_Source excerpt_.

[Bioperl-l] Locations

Heikki Lehvaslaiho heikki@ebi.ac.uk
Thu, 15 Feb 2001 17:04:32 +0000


Mark Wilkinson wrote:
> 
> Heikki Lehvaslaiho wrote:
> 
> >  Are you sure this is a good approach? Are fuzzy locations really that
> 
> > important? My feeling is that most people want to forget fuzzyness as
> > long as they can.
> 
> I was under the impression that this is exactly what had been decided
> here amongst the group...???  Or did I grossly misunderstand?  In any
> case, I wholly agree with your sentiment that ->start and ->end should
> *never* have to be explicitly tested for returning a defined value.  But
> I honestly thought that was the final conclusion reached in this
> discussion.

Luckily nothing is cast in stone. 8-)
I know I was a bit late coming in to this discussion. It was not until
I actually used the new classes I fully understood the implications.

Unfortunately the connection to bioperl server was lost at the time I
sent my mail. The topic was discussed in private mails and the end
result was mentioned by Jason in his last mail to the list:

2) Implement the CoordinatePolicy as per our discussion and fix
    fuzzy/split to alway return a real number for start/end whenever
    possible.  maximal range, etc... 


I'll collect here messages from Jason, Hilmar, Ewan and me to give
everyone a better picture what has been going on.

	-Heikki


Subject: Re: Locations
Date: Tue, 13 Feb 2001 11:37:21 -0500 (EST)

_Dataset content_.
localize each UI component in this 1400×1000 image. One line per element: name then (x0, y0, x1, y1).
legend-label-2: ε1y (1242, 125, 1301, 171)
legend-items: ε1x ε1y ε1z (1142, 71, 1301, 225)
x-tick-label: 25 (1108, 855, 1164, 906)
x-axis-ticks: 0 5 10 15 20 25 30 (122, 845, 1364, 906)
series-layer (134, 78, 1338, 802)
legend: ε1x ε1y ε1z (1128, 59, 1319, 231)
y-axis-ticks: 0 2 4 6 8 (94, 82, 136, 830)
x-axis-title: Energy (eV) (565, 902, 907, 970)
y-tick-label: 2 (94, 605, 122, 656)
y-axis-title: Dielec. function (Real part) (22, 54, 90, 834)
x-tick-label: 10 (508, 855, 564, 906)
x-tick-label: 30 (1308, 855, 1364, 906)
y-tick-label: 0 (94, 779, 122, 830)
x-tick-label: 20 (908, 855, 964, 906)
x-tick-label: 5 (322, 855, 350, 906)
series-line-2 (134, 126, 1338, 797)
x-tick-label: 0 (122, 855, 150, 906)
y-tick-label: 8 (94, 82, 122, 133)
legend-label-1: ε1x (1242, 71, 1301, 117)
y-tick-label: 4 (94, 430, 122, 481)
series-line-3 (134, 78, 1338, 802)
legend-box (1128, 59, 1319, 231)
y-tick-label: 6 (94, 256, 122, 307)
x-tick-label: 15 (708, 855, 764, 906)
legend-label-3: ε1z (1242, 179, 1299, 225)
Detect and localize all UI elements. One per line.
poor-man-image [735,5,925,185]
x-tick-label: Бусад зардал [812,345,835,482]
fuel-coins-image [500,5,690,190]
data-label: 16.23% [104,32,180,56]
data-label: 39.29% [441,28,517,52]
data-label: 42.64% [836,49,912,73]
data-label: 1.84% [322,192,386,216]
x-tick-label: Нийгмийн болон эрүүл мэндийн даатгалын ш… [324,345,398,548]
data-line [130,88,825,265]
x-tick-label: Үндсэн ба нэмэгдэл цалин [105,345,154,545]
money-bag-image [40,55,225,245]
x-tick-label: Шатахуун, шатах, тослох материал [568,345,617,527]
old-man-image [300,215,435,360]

_What the task asks_. Quote the Bioperl-l post about locations word for word, from "I know I was" up to and including "maximal range, etc...".

_Response to the task_.
I know I was a bit late coming in to this discussion. It was not until
I actually used the new classes I fully understood the implications.

Unfortunately the connection to bioperl server was lost at the time I
sent my mail. The topic was discussed in private mails and the end
result was mentioned by Jason in his last mail to the list:

2) Implement the CoordinatePolicy as per our discussion and fix
    fuzzy/split to alway return a real number for start/end whenever
    possible.  maximal range, etc...